Copy every line that mentions the word "绑定家庭".

*** Recorded information

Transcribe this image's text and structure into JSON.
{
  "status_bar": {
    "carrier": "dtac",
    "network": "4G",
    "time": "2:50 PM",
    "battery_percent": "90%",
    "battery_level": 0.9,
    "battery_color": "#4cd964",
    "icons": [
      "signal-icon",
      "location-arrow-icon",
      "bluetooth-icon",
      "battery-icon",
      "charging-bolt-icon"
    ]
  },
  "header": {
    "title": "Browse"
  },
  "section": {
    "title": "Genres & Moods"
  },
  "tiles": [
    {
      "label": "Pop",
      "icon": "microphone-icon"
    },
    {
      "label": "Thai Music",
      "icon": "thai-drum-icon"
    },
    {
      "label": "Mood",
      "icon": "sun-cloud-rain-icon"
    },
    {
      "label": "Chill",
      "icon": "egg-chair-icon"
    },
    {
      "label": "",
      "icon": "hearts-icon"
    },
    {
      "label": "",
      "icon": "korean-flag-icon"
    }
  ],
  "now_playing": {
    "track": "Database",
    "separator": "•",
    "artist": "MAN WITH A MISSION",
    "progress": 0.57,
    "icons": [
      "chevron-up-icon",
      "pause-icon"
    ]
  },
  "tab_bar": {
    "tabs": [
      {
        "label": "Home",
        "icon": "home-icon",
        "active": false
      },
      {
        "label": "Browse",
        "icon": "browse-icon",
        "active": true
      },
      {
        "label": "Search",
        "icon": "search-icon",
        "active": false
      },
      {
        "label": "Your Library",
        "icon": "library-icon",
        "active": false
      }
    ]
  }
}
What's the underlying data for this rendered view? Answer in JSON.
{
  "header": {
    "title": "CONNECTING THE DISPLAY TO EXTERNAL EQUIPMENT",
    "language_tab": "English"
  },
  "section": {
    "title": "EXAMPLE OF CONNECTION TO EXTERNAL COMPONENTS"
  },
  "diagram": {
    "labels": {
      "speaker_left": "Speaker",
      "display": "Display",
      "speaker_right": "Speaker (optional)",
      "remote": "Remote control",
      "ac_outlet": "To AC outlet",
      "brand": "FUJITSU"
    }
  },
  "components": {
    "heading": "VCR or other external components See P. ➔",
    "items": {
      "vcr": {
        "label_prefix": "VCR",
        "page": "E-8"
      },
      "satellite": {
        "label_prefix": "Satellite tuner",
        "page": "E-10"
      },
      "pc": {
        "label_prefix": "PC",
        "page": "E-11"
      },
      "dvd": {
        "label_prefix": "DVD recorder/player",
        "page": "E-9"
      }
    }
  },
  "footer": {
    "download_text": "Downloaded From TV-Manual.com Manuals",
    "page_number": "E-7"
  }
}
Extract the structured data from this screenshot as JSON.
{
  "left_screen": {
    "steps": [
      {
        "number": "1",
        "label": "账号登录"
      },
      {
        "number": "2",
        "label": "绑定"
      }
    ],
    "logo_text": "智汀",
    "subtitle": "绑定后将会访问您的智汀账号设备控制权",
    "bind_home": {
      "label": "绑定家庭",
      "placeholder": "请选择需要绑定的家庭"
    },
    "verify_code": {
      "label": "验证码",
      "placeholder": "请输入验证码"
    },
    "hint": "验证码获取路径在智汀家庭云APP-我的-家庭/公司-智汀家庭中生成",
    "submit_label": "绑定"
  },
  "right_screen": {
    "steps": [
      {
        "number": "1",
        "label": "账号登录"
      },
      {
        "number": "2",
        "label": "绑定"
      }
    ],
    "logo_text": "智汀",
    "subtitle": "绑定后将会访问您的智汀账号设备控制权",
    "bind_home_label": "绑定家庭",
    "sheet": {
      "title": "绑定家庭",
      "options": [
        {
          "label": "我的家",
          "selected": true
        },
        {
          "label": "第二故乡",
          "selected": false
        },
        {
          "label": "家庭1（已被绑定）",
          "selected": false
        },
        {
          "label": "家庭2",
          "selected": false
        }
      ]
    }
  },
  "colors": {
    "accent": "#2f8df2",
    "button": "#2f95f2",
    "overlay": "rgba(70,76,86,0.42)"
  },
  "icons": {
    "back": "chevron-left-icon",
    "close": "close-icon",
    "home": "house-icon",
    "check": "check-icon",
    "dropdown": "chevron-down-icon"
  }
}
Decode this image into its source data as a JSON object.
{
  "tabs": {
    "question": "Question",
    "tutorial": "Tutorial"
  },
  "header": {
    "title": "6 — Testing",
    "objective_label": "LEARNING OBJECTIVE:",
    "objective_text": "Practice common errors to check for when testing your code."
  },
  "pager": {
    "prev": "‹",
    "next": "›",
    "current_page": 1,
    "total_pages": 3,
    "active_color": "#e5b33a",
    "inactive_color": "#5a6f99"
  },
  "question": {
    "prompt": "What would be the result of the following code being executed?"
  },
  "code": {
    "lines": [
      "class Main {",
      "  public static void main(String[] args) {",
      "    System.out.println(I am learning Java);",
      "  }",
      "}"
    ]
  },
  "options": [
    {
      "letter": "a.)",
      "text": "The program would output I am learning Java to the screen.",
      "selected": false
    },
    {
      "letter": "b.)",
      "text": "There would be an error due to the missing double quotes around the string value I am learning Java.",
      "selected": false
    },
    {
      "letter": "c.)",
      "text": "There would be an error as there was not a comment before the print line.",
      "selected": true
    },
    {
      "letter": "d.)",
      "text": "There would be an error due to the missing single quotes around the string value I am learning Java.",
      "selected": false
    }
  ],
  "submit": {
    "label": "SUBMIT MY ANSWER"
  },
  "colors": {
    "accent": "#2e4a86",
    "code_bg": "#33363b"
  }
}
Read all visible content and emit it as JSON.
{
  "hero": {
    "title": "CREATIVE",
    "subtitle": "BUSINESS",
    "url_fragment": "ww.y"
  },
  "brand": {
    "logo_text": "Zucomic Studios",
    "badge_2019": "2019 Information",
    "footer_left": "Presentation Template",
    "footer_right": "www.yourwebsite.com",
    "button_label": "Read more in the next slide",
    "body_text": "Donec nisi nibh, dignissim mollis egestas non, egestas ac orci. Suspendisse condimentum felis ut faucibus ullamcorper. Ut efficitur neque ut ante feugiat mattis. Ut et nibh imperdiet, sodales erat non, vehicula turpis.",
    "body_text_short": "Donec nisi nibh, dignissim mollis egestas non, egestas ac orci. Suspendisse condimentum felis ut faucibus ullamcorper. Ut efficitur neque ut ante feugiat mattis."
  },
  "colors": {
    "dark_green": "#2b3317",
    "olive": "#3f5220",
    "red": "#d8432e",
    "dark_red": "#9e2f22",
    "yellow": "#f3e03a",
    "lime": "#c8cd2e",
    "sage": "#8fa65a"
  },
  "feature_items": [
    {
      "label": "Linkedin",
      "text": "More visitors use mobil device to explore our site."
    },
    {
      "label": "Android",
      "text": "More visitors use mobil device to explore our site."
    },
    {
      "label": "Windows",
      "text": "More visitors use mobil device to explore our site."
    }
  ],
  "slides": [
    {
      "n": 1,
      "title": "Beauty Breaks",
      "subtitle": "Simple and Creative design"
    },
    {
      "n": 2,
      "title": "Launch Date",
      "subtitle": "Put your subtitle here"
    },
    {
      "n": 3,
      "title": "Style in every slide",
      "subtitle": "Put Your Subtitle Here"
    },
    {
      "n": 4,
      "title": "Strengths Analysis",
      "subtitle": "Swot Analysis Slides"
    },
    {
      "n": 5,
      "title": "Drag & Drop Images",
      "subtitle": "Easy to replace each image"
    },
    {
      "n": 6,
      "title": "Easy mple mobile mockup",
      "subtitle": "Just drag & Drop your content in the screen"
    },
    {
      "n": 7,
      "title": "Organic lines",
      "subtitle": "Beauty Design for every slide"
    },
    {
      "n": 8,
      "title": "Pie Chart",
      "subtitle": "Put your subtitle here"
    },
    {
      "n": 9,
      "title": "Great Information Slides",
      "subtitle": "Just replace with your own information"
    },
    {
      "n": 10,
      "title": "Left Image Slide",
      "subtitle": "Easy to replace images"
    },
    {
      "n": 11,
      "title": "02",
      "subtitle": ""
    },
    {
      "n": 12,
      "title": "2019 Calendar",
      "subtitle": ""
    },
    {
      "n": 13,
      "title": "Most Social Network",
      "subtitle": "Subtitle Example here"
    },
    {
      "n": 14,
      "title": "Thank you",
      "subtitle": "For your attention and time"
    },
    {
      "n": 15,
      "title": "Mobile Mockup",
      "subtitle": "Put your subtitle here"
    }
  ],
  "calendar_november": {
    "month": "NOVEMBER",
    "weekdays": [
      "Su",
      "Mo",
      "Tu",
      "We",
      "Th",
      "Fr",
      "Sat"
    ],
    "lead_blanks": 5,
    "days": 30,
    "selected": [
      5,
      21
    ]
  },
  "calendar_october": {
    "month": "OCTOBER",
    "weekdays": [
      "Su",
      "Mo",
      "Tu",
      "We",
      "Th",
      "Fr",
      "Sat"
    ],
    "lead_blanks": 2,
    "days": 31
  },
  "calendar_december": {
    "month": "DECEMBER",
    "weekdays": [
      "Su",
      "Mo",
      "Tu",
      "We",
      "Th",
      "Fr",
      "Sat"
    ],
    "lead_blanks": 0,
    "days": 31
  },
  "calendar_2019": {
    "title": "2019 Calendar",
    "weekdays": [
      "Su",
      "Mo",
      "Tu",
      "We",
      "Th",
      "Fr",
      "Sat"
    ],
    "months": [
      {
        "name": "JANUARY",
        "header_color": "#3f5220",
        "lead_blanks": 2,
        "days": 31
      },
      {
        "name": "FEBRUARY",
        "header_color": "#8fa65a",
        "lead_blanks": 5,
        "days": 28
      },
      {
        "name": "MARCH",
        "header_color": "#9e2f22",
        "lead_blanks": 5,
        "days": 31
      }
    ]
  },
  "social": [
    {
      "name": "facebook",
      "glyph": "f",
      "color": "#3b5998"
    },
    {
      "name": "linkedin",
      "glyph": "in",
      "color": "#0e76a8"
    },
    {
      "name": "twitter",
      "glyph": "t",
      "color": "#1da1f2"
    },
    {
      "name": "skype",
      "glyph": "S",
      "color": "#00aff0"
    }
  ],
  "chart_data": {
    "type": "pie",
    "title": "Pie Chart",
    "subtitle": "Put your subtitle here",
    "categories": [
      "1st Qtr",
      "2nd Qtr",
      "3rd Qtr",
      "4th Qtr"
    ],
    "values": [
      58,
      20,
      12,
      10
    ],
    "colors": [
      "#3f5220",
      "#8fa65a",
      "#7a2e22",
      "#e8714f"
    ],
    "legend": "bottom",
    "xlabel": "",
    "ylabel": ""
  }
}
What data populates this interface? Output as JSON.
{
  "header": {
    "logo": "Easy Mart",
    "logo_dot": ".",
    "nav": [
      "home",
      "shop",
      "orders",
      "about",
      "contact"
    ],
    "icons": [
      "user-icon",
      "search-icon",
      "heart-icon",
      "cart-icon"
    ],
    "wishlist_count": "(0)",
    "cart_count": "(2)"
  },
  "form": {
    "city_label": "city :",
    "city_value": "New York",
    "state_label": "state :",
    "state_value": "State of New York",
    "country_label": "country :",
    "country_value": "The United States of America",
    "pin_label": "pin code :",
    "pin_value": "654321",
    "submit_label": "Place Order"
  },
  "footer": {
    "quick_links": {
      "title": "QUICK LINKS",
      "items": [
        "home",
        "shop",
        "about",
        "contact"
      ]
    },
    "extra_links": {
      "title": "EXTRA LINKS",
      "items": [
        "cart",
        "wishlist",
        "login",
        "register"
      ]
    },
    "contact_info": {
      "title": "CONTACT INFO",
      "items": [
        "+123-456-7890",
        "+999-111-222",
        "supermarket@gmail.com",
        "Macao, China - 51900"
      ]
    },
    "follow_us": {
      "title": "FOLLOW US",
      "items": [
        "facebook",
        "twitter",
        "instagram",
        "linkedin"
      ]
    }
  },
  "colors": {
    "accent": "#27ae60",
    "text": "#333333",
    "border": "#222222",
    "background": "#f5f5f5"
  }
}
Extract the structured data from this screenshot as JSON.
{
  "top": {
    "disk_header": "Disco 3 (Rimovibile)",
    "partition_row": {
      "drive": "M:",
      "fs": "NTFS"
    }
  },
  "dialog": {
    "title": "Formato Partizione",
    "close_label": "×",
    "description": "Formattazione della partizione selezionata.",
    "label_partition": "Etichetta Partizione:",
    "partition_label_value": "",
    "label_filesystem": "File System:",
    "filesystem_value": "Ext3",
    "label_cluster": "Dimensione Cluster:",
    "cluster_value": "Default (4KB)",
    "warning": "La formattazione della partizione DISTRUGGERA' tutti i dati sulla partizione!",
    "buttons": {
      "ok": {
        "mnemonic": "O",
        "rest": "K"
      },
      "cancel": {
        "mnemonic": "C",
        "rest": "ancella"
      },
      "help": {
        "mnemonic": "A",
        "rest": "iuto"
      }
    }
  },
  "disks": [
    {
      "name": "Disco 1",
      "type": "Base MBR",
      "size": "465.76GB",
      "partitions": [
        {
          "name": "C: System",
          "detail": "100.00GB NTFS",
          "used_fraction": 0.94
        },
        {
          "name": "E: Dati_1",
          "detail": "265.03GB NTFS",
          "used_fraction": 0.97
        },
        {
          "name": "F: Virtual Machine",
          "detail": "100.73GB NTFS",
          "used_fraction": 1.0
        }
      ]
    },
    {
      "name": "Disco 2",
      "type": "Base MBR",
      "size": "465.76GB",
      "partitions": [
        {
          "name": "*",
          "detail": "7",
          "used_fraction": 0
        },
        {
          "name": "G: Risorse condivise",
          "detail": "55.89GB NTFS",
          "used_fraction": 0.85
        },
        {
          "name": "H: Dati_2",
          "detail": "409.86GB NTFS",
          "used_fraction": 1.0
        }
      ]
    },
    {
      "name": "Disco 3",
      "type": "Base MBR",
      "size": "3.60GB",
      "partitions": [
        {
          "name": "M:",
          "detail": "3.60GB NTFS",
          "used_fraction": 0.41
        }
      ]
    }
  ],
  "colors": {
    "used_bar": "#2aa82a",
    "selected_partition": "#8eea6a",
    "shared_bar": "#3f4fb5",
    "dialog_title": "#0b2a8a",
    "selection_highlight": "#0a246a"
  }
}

******

• [Exercise response]
      "label": "绑定家庭",
    "bind_home_label": "绑定家庭",
      "title": "绑定家庭",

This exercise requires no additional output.